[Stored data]

»»

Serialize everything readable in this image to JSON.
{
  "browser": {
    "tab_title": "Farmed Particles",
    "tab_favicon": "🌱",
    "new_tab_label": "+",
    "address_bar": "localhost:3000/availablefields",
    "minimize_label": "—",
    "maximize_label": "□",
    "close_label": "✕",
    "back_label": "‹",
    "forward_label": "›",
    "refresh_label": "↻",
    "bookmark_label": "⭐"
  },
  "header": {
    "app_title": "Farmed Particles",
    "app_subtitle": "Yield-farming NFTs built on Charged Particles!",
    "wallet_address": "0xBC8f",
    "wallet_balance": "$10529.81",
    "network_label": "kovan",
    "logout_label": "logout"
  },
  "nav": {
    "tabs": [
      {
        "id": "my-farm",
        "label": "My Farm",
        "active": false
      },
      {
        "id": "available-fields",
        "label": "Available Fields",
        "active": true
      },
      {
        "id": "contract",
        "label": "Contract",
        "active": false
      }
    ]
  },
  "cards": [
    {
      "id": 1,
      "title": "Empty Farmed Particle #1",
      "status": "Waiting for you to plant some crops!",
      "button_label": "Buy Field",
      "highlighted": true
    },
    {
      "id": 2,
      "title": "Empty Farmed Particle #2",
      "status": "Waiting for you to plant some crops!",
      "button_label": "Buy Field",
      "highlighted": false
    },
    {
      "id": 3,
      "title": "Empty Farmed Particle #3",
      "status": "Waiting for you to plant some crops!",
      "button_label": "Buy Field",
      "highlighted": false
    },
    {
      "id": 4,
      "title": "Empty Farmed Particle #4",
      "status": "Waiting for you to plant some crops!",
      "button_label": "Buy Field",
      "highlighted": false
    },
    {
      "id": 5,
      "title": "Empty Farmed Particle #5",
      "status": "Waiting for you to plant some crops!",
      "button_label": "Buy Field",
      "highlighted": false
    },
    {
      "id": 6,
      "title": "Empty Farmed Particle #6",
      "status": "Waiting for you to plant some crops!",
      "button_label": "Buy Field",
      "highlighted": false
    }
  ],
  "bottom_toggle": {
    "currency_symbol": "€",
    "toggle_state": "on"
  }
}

««

Gather from the records above every line containing the string "Farmed".

    "tab_title": "Farmed Particles",
    "app_title": "Farmed Particles",
      "title": "Empty Farmed Particle #1",
      "title": "Empty Farmed Particle #2",
      "title": "Empty Farmed Particle #3",
      "title": "Empty Farmed Particle #4",
      "title": "Empty Farmed Particle #5",
      "title": "Empty Farmed Particle #6",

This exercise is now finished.